▶ **Goal of the exercise**:
Give every entry again, word for word.

▶ **Records provided**:
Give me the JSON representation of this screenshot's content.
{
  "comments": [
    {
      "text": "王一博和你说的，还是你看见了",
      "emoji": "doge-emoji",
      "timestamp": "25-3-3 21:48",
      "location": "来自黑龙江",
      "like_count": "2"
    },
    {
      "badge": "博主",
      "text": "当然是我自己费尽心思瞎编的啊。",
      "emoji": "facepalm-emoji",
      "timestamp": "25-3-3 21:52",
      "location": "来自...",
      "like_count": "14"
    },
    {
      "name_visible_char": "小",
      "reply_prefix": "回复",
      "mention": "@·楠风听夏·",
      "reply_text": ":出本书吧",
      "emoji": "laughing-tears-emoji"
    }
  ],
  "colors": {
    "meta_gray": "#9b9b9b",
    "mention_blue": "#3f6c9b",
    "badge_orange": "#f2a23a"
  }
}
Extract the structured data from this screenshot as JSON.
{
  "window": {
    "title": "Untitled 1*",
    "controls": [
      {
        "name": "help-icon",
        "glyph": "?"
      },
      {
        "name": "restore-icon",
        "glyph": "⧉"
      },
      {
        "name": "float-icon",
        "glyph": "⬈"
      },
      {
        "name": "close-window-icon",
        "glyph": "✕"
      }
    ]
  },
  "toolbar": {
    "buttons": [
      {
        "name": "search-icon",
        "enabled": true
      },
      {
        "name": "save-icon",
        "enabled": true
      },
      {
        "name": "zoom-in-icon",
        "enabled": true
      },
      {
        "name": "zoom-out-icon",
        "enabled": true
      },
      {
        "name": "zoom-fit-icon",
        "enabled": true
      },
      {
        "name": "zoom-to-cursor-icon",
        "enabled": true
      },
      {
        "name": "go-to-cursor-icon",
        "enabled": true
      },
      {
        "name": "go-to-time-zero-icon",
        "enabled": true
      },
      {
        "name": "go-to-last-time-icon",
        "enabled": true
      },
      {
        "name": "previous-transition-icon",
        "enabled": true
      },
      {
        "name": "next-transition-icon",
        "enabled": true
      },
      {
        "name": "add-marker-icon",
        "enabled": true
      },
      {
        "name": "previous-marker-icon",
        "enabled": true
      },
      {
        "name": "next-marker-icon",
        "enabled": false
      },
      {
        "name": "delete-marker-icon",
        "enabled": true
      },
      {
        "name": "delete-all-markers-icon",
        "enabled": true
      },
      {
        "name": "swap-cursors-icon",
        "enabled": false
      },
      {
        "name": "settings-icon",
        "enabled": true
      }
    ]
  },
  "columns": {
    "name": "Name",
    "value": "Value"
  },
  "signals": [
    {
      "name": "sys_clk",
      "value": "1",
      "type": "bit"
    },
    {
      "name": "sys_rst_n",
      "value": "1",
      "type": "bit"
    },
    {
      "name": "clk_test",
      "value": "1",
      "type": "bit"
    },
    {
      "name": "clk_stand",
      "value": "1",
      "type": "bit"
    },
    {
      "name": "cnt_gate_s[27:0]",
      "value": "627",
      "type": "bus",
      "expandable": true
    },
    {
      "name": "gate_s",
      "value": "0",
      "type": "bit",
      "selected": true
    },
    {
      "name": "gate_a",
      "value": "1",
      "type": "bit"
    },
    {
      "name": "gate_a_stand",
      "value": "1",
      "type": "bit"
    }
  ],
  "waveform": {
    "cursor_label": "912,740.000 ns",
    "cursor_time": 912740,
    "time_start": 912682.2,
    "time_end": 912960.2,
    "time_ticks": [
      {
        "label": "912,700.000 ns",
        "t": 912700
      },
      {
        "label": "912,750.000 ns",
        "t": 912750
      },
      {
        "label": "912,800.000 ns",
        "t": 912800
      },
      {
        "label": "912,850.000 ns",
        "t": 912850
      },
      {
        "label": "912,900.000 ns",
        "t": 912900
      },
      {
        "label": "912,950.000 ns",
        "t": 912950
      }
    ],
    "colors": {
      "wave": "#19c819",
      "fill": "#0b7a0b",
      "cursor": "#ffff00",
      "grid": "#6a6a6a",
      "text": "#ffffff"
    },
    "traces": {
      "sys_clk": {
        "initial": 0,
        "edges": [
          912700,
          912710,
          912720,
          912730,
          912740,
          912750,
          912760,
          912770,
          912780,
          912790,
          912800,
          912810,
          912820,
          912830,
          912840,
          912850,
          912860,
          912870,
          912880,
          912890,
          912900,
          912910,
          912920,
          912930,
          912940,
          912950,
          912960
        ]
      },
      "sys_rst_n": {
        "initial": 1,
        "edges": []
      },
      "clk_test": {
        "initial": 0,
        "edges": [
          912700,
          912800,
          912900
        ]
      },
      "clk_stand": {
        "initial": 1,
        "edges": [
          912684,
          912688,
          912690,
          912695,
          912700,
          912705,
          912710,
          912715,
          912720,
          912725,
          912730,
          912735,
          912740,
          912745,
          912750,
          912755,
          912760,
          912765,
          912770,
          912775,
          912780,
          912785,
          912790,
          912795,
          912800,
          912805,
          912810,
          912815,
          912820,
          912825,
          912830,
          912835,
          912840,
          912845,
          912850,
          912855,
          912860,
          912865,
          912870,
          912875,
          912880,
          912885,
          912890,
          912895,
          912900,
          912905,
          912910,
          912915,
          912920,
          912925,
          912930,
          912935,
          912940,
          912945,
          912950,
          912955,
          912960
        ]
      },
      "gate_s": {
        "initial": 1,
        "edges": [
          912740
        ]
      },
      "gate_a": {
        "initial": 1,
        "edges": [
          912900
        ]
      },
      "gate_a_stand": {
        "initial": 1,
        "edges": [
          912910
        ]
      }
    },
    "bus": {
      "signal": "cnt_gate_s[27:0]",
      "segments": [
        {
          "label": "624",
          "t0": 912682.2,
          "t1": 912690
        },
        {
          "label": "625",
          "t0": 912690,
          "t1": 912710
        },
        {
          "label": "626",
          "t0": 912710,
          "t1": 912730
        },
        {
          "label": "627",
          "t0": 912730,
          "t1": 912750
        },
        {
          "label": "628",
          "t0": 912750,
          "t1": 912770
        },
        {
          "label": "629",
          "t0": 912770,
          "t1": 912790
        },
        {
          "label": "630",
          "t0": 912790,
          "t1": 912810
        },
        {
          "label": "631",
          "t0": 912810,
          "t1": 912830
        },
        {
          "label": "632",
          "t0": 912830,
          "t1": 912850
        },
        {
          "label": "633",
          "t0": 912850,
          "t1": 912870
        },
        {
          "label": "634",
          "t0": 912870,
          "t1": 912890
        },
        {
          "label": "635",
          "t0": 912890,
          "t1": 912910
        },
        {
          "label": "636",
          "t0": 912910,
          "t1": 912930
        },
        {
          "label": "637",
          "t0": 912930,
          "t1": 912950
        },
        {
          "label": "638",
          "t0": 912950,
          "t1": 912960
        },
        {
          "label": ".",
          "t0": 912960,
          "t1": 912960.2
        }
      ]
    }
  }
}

▶ **Solution**:
Give me the JSON representation of this screenshot's content.
{
  "comments": [
    {
      "text": "王一博和你说的，还是你看见了",
      "emoji": "doge-emoji",
      "timestamp": "25-3-3 21:48",
      "location": "来自黑龙江",
      "like_count": "2"
    },
    {
      "badge": "博主",
      "text": "当然是我自己费尽心思瞎编的啊。",
      "emoji": "facepalm-emoji",
      "timestamp": "25-3-3 21:52",
      "location": "来自...",
      "like_count": "14"
    },
    {
      "name_visible_char": "小",
      "reply_prefix": "回复",
      "mention": "@·楠风听夏·",
      "reply_text": ":出本书吧",
      "emoji": "laughing-tears-emoji"
    }
  ],
  "colors": {
    "meta_gray": "#9b9b9b",
    "mention_blue": "#3f6c9b",
    "badge_orange": "#f2a23a"
  }
}
Extract the structured data from this screenshot as JSON.
{
  "window": {
    "title": "Untitled 1*",
    "controls": [
      {
        "name": "help-icon",
        "glyph": "?"
      },
      {
        "name": "restore-icon",
        "glyph": "⧉"
      },
      {
        "name": "float-icon",
        "glyph": "⬈"
      },
      {
        "name": "close-window-icon",
        "glyph": "✕"
      }
    ]
  },
  "toolbar": {
    "buttons": [
      {
        "name": "search-icon",
        "enabled": true
      },
      {
        "name": "save-icon",
        "enabled": true
      },
      {
        "name": "zoom-in-icon",
        "enabled": true
      },
      {
        "name": "zoom-out-icon",
        "enabled": true
      },
      {
        "name": "zoom-fit-icon",
        "enabled": true
      },
      {
        "name": "zoom-to-cursor-icon",
        "enabled": true
      },
      {
        "name": "go-to-cursor-icon",
        "enabled": true
      },
      {
        "name": "go-to-time-zero-icon",
        "enabled": true
      },
      {
        "name": "go-to-last-time-icon",
        "enabled": true
      },
      {
        "name": "previous-transition-icon",
        "enabled": true
      },
      {
        "name": "next-transition-icon",
        "enabled": true
      },
      {
        "name": "add-marker-icon",
        "enabled": true
      },
      {
        "name": "previous-marker-icon",
        "enabled": true
      },
      {
        "name": "next-marker-icon",
        "enabled": false
      },
      {
        "name": "delete-marker-icon",
        "enabled": true
      },
      {
        "name": "delete-all-markers-icon",
        "enabled": true
      },
      {
        "name": "swap-cursors-icon",
        "enabled": false
      },
      {
        "name": "settings-icon",
        "enabled": true
      }
    ]
  },
  "columns": {
    "name": "Name",
    "value": "Value"
  },
  "signals": [
    {
      "name": "sys_clk",
      "value": "1",
      "type": "bit"
    },
    {
      "name": "sys_rst_n",
      "value": "1",
      "type": "bit"
    },
    {
      "name": "clk_test",
      "value": "1",
      "type": "bit"
    },
    {
      "name": "clk_stand",
      "value": "1",
      "type": "bit"
    },
    {
      "name": "cnt_gate_s[27:0]",
      "value": "627",
      "type": "bus",
      "expandable": true
    },
    {
      "name": "gate_s",
      "value": "0",
      "type": "bit",
      "selected": true
    },
    {
      "name": "gate_a",
      "value": "1",
      "type": "bit"
    },
    {
      "name": "gate_a_stand",
      "value": "1",
      "type": "bit"
    }
  ],
  "waveform": {
    "cursor_label": "912,740.000 ns",
    "cursor_time": 912740,
    "time_start": 912682.2,
    "time_end": 912960.2,
    "time_ticks": [
      {
        "label": "912,700.000 ns",
        "t": 912700
      },
      {
        "label": "912,750.000 ns",
        "t": 912750
      },
      {
        "label": "912,800.000 ns",
        "t": 912800
      },
      {
        "label": "912,850.000 ns",
        "t": 912850
      },
      {
        "label": "912,900.000 ns",
        "t": 912900
      },
      {
        "label": "912,950.000 ns",
        "t": 912950
      }
    ],
    "colors": {
      "wave": "#19c819",
      "fill": "#0b7a0b",
      "cursor": "#ffff00",
      "grid": "#6a6a6a",
      "text": "#ffffff"
    },
    "traces": {
      "sys_clk": {
        "initial": 0,
        "edges": [
          912700,
          912710,
          912720,
          912730,
          912740,
          912750,
          912760,
          912770,
          912780,
          912790,
          912800,
          912810,
          912820,
          912830,
          912840,
          912850,
          912860,
          912870,
          912880,
          912890,
          912900,
          912910,
          912920,
          912930,
          912940,
          912950,
          912960
        ]
      },
      "sys_rst_n": {
        "initial": 1,
        "edges": []
      },
      "clk_test": {
        "initial": 0,
        "edges": [
          912700,
          912800,
          912900
        ]
      },
      "clk_stand": {
        "initial": 1,
        "edges": [
          912684,
          912688,
          912690,
          912695,
          912700,
          912705,
          912710,
          912715,
          912720,
          912725,
          912730,
          912735,
          912740,
          912745,
          912750,
          912755,
          912760,
          912765,
          912770,
          912775,
          912780,
          912785,
          912790,
          912795,
          912800,
          912805,
          912810,
          912815,
          912820,
          912825,
          912830,
          912835,
          912840,
          912845,
          912850,
          912855,
          912860,
          912865,
          912870,
          912875,
          912880,
          912885,
          912890,
          912895,
          912900,
          912905,
          912910,
          912915,
          912920,
          912925,
          912930,
          912935,
          912940,
          912945,
          912950,
          912955,
          912960
        ]
      },
      "gate_s": {
        "initial": 1,
        "edges": [
          912740
        ]
      },
      "gate_a": {
        "initial": 1,
        "edges": [
          912900
        ]
      },
      "gate_a_stand": {
        "initial": 1,
        "edges": [
          912910
        ]
      }
    },
    "bus": {
      "signal": "cnt_gate_s[27:0]",
      "segments": [
        {
          "label": "624",
          "t0": 912682.2,
          "t1": 912690
        },
        {
          "label": "625",
          "t0": 912690,
          "t1": 912710
        },
        {
          "label": "626",
          "t0": 912710,
          "t1": 912730
        },
        {
          "label": "627",
          "t0": 912730,
          "t1": 912750
        },
        {
          "label": "628",
          "t0": 912750,
          "t1": 912770
        },
        {
          "label": "629",
          "t0": 912770,
          "t1": 912790
        },
        {
          "label": "630",
          "t0": 912790,
          "t1": 912810
        },
        {
          "label": "631",
          "t0": 912810,
          "t1": 912830
        },
        {
          "label": "632",
          "t0": 912830,
          "t1": 912850
        },
        {
          "label": "633",
          "t0": 912850,
          "t1": 912870
        },
        {
          "label": "634",
          "t0": 912870,
          "t1": 912890
        },
        {
          "label": "635",
          "t0": 912890,
          "t1": 912910
        },
        {
          "label": "636",
          "t0": 912910,
          "t1": 912930
        },
        {
          "label": "637",
          "t0": 912930,
          "t1": 912950
        },
        {
          "label": "638",
          "t0": 912950,
          "t1": 912960
        },
        {
          "label": ".",
          "t0": 912960,
          "t1": 912960.2
        }
      ]
    }
  }
}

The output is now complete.